#### SELECTED EXTRACT
--- START ---

Angiotensin-converting enzyme inhibitors and angiotensin receptor blockers are recommended for treatment of hypertension. [53][54]
Microalbuminuria (30-299 mg of albumin per gram of creatinine on spot urine) is a marker for early nephropathy. Two of three urine specimens that have elevated values, measured on different days, are needed for confirmation. Patients should avoid other risk factors for nephropathy such as smoking, NSAIDs, etc. [14]
If hypertension, overt proteinuria, or elevation in serum creatinine or urea nitrogen values is found; renal functions should be done several times each year and consultation with a nephrologist are warranted.
Symptomatic diabetic neuropathy, peripheral or autonomic, is uncommon in children and adolescents with T1DM.
Changes in nerve conduction may be seen after 4-5 years of having diabetes; and thereby increasing the risk of development of neuropathy with the duration of disease and degree of hyperglycemia. Hence, improvements in glycemic control may improve neuropathic symptoms.
Recommendations: Consider an annual comprehensive foot exam for the adolescent at the start of puberty or at age 10 years, whichever is earlier, once the youth has had type 1 diabetes for 5 years. [55]
T1DM patients tend to have coronary artery, cerebrovascular, and peripheral vascular disease more often, at an earlier age, and more extensively than the nondiabetic population. Hypertension, elevated blood lipid concentrations, and cigarette smoking are other risk factors for developing macrovascular complications.
Risk factors should be analyzed including lipid panels, blood pressure measurements, and determination of smoking status, and treatment instituted as indicated.
Studies have show that lower lowdensity lipoprotein (LDL) values are beneficial in lowering the risk of vascular disease and recommendations continue to evolve.
Recommendations:
Screening with fasting lipid measurements should begin as the following:[14]
Children at age 12 years with no concerning family history; or
At the time of diagnosis after establishing metabolic control in cases with a positive family history for lipid abnormalities or early cardiovascular events.
Current recommendation goal is to achieve an LDL value below 100 mg/dL (2.59 mmol/L); and to treat the following:[13]
Children older than age 10 years who have LDL cholesterol concentrations at or above 160 mg/dL (4.14 mmol/L); or
LDL value is at or above 130 mg/dL (3.37 mmol/L) if other risk factors are present.
Bile acid sequestrants may be recommended as the first treatment in children; however, they are poorly tolerated and effective therapeutic data are lacking. Thus, statins should be considered with appropriate monitoring. [54]
Additionally, dietary counseling and blood glucose control are important parts of management.
Metabolic tests predicting insulin secretion ability, glycemic state, the functional reserve of beta cells, and the clinical onset of T1DM are as follows:
Intravenous glucose tolerance test (IGTT);
Oral glucose tolerance test (OGTT);
Glycated hemoglobin concentrations (HbA1c).

--- END ---

#### Dataset entries

--- START ---

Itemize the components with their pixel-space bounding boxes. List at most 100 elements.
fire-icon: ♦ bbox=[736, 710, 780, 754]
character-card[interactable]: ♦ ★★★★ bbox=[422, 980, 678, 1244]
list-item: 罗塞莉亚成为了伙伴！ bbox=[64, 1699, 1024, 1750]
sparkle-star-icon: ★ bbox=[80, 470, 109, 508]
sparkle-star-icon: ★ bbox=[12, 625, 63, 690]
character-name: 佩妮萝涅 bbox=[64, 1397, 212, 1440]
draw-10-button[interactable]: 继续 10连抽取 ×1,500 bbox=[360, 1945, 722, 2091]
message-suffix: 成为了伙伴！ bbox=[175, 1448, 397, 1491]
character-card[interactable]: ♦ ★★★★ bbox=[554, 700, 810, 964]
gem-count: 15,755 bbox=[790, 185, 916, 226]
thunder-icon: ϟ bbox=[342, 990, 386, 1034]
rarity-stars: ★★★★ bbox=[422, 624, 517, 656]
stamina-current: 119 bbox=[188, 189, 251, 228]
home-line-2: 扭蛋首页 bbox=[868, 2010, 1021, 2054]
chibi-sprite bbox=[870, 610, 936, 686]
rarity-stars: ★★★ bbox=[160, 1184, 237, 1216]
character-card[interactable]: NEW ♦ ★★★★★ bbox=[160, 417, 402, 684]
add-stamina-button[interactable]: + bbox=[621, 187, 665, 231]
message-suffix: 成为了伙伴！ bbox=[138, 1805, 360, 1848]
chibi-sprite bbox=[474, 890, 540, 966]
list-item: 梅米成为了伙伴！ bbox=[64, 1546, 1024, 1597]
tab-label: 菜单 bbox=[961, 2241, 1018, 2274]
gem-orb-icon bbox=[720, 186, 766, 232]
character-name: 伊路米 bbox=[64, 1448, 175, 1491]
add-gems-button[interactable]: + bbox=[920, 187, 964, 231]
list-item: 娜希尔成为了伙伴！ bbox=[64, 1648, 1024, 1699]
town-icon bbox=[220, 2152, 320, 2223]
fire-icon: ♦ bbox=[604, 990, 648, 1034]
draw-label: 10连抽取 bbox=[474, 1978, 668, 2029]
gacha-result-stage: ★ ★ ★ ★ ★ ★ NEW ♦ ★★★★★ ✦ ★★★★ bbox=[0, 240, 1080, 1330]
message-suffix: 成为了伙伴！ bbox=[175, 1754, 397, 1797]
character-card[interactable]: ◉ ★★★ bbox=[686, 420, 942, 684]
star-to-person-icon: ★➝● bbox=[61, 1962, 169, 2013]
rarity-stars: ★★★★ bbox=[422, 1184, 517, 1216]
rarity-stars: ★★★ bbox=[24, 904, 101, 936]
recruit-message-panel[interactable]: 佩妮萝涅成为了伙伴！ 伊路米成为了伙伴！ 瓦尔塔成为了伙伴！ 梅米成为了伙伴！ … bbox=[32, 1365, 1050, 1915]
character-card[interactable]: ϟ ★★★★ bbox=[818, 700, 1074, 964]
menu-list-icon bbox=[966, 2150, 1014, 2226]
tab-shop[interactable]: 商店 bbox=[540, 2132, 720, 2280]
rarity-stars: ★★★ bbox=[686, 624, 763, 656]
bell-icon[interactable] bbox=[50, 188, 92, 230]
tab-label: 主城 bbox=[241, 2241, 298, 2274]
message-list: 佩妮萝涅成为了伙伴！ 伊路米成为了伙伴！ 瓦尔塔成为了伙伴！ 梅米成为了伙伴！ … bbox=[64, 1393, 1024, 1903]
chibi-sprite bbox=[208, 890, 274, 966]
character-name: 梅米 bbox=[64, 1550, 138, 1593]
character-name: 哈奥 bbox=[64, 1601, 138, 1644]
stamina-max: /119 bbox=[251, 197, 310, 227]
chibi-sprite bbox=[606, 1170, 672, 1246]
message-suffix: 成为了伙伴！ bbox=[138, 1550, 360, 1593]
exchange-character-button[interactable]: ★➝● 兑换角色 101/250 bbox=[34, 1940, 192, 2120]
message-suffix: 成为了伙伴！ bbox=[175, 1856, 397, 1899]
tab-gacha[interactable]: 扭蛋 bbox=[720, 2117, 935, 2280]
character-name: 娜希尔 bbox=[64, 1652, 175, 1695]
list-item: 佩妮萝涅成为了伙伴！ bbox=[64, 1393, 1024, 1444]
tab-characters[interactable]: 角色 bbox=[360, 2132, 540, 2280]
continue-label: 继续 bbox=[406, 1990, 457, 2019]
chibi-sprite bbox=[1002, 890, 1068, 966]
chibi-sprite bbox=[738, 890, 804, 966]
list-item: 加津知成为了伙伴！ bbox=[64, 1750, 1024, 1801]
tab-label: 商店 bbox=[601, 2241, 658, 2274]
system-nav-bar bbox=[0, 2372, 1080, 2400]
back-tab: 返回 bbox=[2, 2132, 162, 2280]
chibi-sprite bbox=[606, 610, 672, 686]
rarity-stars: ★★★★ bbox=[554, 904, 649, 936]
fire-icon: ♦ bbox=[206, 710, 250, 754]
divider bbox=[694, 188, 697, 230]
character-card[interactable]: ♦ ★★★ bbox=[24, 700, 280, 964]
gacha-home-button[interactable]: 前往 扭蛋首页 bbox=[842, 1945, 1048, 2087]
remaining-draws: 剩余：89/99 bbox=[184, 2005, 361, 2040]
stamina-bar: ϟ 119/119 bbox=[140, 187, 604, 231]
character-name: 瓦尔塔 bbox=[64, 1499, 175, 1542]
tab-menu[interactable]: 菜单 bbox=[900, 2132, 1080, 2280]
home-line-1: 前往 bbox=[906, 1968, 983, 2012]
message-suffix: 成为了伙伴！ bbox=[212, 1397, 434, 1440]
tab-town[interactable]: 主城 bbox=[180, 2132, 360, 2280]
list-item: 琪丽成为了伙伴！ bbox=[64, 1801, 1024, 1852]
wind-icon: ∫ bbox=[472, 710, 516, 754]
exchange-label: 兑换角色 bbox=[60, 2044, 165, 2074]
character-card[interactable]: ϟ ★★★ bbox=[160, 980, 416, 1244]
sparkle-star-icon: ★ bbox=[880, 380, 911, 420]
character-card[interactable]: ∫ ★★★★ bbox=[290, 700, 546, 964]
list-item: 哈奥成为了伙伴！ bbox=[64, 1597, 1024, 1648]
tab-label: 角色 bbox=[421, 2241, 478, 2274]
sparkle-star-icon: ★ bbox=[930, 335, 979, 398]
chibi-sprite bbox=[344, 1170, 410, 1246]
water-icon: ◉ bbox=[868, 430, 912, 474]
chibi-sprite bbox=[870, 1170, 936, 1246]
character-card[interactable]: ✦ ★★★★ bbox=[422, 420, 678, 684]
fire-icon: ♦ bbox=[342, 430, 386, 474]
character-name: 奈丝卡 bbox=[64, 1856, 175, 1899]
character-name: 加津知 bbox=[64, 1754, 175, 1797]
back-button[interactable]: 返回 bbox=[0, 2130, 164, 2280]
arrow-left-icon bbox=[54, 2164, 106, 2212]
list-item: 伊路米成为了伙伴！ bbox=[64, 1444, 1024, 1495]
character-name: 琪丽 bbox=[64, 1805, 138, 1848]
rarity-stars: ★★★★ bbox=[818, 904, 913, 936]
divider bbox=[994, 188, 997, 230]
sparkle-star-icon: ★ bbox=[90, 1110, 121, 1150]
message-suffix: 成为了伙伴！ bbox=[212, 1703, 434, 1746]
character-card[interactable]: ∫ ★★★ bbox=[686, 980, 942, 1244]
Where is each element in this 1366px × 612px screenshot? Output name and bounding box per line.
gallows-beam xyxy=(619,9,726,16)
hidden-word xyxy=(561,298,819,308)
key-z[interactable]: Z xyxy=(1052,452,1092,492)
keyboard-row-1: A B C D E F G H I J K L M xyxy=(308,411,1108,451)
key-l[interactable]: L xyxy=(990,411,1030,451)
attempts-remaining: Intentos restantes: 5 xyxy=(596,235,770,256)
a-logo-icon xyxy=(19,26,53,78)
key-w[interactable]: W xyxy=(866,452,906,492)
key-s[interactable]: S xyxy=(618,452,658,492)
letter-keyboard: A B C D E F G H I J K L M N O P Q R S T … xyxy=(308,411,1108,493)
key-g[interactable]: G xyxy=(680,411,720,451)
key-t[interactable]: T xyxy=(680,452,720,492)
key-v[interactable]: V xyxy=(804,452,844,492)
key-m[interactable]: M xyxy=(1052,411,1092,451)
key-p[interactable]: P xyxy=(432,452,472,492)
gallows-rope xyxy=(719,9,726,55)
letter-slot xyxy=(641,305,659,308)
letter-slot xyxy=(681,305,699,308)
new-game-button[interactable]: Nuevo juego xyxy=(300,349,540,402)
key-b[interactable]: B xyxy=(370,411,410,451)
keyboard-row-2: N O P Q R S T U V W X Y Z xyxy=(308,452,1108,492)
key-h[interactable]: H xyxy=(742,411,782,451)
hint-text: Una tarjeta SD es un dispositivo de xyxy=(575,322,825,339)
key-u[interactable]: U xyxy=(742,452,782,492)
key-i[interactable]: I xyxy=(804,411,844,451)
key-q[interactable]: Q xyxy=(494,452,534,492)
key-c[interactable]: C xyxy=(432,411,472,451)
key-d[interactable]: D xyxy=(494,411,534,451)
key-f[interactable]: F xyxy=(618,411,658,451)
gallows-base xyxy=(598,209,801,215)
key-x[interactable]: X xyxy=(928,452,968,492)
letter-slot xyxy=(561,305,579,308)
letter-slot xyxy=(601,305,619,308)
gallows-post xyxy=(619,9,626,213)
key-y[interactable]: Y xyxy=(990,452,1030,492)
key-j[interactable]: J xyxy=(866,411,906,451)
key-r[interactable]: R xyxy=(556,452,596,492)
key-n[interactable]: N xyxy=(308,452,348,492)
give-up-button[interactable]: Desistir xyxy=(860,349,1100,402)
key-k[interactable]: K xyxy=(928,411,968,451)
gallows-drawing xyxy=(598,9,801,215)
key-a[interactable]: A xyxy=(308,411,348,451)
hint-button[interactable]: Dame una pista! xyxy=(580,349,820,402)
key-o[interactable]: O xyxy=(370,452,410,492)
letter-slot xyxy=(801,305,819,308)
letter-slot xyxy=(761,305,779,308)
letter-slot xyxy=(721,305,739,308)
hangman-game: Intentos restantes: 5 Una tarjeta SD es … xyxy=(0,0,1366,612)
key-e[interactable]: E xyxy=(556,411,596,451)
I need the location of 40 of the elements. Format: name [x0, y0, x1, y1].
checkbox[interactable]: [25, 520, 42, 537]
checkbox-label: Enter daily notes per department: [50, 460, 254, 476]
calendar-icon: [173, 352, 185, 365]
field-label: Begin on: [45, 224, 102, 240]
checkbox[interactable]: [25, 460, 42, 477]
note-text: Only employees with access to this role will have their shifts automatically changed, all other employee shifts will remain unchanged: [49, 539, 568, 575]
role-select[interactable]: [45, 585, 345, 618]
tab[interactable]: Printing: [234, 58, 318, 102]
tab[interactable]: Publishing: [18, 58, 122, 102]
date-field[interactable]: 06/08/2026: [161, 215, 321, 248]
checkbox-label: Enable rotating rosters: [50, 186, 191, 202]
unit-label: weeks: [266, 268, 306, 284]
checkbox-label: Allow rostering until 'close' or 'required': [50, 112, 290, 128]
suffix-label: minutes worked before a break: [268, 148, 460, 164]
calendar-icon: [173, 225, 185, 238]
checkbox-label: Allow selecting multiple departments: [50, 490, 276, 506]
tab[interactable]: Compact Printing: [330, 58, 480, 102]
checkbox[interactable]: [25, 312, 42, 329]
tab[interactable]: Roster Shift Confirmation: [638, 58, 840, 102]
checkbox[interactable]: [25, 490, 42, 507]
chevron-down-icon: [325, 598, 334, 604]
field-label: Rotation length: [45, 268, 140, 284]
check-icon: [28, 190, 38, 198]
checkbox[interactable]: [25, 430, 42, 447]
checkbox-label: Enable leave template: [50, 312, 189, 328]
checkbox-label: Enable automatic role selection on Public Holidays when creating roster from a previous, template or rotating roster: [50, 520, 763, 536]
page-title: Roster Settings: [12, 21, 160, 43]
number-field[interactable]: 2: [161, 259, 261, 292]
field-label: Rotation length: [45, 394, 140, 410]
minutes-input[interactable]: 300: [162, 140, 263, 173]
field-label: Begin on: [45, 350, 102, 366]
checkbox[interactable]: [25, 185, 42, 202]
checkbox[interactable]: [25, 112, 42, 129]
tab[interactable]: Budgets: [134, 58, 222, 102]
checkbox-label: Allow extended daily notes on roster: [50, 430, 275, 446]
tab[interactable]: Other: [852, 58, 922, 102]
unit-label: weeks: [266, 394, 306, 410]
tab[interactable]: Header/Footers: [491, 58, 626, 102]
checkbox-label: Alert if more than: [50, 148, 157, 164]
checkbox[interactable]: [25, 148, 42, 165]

--- END ---

#### QUESTIONS TO ANSWER
[a] In the text on type 1 diabetes, how many urine specimens with elevated values are needed to confirm microalbuminuria?
[b] Translate this sentence from the text on type 1 diabetes into Spanish: "Additionally, dietary counseling and blood glucose control are important parts of management."
[c] Reproduce the text on type 1 diabetes from "Current recommendation goal" up to and including "parts of management.".

#### ANSWERS TO THE EXERCISE
[a] Two of three specimens, measured on different days.

[b] Además, el asesoramiento dietético y el control de la glucosa en sangre son partes importantes del tratamiento.

[c]
Current recommendation goal is to achieve an LDL value below 100 mg/dL (2.59 mmol/L); and to treat the following:[13]
Children older than age 10 years who have LDL cholesterol concentrations at or above 160 mg/dL (4.14 mmol/L); or
LDL value is at or above 130 mg/dL (3.37 mmol/L) if other risk factors are present.
Bile acid sequestrants may be recommended as the first treatment in children; however, they are poorly tolerated and effective therapeutic data are lacking. Thus, statins should be considered with appropriate monitoring. [54]
Additionally, dietary counseling and blood glucose control are important parts of management.